-- Start --
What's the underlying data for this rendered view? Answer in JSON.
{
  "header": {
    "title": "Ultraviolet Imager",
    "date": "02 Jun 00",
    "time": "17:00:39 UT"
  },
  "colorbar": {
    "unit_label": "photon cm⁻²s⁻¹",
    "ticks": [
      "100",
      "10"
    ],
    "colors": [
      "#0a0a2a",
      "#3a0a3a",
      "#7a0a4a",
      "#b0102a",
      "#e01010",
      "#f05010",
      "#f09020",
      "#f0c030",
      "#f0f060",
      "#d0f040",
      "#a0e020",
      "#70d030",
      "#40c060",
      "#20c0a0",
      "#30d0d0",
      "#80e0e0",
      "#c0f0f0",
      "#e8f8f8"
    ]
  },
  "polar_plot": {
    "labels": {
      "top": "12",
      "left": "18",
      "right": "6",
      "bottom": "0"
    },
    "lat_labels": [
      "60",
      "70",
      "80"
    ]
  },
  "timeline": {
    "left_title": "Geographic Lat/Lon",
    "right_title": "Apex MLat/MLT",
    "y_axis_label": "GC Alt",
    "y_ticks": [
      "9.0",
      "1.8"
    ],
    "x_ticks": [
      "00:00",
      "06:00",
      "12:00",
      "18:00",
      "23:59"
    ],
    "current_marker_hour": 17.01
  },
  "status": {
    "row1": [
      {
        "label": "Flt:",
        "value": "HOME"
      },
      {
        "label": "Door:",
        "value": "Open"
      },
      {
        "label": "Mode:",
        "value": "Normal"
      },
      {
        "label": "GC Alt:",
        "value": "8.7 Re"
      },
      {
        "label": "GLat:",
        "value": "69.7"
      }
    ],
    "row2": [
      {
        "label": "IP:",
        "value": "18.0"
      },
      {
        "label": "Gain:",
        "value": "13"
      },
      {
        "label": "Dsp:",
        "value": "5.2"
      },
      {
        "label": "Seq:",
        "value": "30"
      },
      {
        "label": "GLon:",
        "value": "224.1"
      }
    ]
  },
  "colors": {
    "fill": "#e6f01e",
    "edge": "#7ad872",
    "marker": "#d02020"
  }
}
-- End --
> _REQUIRED WORK_: Extract all lines as given.

> _RESULT FOR THIS EXERCISE_:
What's the underlying data for this rendered view? Answer in JSON.
{
  "header": {
    "title": "Ultraviolet Imager",
    "date": "02 Jun 00",
    "time": "17:00:39 UT"
  },
  "colorbar": {
    "unit_label": "photon cm⁻²s⁻¹",
    "ticks": [
      "100",
      "10"
    ],
    "colors": [
      "#0a0a2a",
      "#3a0a3a",
      "#7a0a4a",
      "#b0102a",
      "#e01010",
      "#f05010",
      "#f09020",
      "#f0c030",
      "#f0f060",
      "#d0f040",
      "#a0e020",
      "#70d030",
      "#40c060",
      "#20c0a0",
      "#30d0d0",
      "#80e0e0",
      "#c0f0f0",
      "#e8f8f8"
    ]
  },
  "polar_plot": {
    "labels": {
      "top": "12",
      "left": "18",
      "right": "6",
      "bottom": "0"
    },
    "lat_labels": [
      "60",
      "70",
      "80"
    ]
  },
  "timeline": {
    "left_title": "Geographic Lat/Lon",
    "right_title": "Apex MLat/MLT",
    "y_axis_label": "GC Alt",
    "y_ticks": [
      "9.0",
      "1.8"
    ],
    "x_ticks": [
      "00:00",
      "06:00",
      "12:00",
      "18:00",
      "23:59"
    ],
    "current_marker_hour": 17.01
  },
  "status": {
    "row1": [
      {
        "label": "Flt:",
        "value": "HOME"
      },
      {
        "label": "Door:",
        "value": "Open"
      },
      {
        "label": "Mode:",
        "value": "Normal"
      },
      {
        "label": "GC Alt:",
        "value": "8.7 Re"
      },
      {
        "label": "GLat:",
        "value": "69.7"
      }
    ],
    "row2": [
      {
        "label": "IP:",
        "value": "18.0"
      },
      {
        "label": "Gain:",
        "value": "13"
      },
      {
        "label": "Dsp:",
        "value": "5.2"
      },
      {
        "label": "Seq:",
        "value": "30"
      },
      {
        "label": "GLon:",
        "value": "224.1"
      }
    ]
  },
  "colors": {
    "fill": "#e6f01e",
    "edge": "#7ad872",
    "marker": "#d02020"
  }
}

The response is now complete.